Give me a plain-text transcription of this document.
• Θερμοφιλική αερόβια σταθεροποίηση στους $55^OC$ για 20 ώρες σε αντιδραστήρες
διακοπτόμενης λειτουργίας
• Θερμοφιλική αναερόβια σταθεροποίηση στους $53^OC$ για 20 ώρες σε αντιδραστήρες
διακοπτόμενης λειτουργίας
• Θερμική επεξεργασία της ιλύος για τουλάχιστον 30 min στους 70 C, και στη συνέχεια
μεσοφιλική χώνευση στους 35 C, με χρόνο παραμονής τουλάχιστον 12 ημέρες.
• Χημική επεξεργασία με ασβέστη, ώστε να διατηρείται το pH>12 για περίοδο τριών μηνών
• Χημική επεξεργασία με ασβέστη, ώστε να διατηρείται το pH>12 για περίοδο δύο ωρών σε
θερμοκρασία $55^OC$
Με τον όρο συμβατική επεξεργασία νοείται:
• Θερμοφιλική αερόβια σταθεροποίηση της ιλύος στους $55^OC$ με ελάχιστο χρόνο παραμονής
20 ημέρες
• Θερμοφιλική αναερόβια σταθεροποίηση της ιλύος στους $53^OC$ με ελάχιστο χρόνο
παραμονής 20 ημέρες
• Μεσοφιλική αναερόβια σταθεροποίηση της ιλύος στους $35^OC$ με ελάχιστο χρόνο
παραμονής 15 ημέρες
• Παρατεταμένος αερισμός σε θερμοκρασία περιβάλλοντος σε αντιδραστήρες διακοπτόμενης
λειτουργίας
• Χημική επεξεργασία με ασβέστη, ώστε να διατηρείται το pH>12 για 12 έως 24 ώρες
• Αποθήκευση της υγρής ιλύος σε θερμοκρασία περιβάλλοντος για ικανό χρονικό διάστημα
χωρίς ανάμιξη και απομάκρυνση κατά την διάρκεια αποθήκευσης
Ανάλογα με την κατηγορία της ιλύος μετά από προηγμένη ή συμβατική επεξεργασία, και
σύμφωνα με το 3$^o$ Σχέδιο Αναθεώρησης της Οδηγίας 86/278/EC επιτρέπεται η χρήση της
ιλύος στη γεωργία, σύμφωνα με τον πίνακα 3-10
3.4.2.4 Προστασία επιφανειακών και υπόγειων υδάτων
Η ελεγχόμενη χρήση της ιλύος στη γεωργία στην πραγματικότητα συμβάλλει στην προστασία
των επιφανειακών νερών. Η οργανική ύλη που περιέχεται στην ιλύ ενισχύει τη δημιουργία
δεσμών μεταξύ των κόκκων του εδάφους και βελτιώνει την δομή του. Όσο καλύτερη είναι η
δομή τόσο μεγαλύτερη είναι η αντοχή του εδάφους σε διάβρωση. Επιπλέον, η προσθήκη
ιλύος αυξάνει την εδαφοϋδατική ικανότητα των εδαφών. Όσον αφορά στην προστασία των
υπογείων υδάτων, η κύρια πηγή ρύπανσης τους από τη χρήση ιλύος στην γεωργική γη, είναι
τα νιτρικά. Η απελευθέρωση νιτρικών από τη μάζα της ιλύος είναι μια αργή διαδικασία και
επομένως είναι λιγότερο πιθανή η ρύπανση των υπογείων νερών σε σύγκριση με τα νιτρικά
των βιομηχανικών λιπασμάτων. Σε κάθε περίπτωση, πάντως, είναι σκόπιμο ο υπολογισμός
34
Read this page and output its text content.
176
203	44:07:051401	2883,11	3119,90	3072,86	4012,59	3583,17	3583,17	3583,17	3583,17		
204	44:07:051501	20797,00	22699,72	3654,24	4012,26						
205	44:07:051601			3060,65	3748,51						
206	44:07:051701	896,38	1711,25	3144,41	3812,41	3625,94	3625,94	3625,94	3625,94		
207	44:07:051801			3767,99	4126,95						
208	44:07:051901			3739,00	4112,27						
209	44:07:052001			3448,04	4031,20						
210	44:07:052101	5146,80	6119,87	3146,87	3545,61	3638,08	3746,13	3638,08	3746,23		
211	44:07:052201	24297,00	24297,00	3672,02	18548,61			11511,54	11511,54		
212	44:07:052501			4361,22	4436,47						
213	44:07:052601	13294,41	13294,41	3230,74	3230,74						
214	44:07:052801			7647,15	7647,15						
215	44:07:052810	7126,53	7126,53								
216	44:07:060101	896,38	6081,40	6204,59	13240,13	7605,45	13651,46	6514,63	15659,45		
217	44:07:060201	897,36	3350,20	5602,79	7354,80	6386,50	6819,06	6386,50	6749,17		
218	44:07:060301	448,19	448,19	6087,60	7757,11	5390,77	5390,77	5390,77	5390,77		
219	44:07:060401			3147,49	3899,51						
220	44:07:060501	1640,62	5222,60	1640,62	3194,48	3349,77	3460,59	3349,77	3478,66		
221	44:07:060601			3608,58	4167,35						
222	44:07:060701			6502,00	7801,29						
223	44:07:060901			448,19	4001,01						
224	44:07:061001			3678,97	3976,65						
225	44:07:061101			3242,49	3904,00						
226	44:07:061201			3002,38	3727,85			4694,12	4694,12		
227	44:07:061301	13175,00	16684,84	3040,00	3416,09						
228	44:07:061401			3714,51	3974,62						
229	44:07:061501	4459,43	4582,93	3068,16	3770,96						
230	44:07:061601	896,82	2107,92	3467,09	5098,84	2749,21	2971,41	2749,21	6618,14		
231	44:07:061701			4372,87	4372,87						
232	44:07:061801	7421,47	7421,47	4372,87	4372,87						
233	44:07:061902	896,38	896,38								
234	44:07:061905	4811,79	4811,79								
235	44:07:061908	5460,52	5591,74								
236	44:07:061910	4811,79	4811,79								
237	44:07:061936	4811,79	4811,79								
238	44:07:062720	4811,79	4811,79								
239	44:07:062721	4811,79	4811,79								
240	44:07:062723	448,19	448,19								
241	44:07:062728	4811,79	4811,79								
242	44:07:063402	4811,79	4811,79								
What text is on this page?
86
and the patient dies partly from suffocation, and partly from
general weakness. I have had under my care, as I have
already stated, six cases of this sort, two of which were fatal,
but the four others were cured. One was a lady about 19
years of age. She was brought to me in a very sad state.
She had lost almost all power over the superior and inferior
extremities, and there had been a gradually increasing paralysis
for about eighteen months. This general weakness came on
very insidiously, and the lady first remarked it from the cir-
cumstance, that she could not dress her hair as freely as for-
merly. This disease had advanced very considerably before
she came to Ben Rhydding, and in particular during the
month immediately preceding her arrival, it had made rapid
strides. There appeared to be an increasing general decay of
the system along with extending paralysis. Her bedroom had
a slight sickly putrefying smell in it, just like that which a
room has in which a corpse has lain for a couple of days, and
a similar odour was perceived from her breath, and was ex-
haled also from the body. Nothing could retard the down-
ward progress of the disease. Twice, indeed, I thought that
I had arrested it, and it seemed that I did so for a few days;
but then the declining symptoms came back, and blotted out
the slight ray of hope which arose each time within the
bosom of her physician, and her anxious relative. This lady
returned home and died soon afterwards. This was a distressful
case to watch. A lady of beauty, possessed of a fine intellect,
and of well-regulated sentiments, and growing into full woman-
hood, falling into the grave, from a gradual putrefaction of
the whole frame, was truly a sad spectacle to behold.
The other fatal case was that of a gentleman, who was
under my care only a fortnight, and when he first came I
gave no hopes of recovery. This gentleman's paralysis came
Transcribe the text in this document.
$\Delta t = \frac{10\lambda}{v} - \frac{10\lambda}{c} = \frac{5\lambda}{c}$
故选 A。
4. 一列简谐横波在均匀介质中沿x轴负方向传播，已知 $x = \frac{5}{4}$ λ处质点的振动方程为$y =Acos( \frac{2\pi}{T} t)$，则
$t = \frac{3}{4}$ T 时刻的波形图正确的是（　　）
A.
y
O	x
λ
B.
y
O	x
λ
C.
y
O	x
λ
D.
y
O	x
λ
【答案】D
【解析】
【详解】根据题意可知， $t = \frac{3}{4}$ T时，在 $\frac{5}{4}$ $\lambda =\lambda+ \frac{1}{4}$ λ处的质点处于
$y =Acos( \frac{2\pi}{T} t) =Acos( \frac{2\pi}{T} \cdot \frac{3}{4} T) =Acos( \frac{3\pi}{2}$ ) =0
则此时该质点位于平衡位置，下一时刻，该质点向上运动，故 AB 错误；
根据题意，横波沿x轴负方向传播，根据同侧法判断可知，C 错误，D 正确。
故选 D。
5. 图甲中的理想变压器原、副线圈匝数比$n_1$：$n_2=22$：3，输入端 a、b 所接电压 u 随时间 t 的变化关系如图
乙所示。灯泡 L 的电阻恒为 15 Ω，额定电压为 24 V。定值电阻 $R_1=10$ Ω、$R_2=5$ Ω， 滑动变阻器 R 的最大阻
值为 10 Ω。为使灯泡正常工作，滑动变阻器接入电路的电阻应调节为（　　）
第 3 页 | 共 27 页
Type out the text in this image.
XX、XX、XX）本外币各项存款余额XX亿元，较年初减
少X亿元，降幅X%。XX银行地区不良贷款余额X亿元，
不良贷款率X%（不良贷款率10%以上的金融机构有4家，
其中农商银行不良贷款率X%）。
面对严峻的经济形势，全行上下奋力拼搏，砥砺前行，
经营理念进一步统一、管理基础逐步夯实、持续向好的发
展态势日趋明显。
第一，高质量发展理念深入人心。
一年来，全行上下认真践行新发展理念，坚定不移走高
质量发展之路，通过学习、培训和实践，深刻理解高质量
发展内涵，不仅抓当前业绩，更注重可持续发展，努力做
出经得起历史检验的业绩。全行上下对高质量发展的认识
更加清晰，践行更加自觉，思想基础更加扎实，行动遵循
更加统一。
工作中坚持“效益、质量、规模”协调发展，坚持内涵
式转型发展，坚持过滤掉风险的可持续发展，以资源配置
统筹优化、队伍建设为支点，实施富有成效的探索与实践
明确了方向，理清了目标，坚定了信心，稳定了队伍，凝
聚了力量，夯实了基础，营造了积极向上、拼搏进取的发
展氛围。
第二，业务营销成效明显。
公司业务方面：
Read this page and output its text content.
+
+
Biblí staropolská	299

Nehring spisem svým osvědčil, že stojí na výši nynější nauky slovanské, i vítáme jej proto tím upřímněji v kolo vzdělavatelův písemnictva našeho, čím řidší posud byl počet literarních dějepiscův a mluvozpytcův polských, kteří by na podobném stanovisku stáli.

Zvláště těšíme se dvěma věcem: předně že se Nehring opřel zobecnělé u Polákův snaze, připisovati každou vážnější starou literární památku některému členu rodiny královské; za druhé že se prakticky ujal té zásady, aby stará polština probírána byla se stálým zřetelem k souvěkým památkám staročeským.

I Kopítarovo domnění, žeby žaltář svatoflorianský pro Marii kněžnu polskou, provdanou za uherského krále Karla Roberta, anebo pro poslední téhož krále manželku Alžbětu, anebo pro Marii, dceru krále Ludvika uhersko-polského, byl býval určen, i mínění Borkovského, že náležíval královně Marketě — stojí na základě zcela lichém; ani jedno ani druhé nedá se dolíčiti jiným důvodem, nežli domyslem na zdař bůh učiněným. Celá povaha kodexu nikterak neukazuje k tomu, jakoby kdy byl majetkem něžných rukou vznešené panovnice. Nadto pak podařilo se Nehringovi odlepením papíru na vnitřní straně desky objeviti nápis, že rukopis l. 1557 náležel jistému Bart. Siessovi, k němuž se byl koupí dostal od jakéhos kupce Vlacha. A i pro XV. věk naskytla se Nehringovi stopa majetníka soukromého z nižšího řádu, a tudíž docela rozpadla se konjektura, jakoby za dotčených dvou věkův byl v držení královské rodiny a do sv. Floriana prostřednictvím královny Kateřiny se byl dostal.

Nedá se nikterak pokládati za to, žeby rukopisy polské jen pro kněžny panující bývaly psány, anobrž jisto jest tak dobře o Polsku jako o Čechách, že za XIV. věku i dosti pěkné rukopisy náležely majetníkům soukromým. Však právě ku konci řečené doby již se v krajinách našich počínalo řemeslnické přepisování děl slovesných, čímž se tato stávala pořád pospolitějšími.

*****

§ TASK DIRECTIONS
Go through the material and copy out every line with "paralysis" in it.

§ EXERCISE SOLUTION
extremities, and there had been a gradually increasing paralysis
the system along with extending paralysis. Her bedroom had
gave no hopes of recovery. This gentleman's paralysis came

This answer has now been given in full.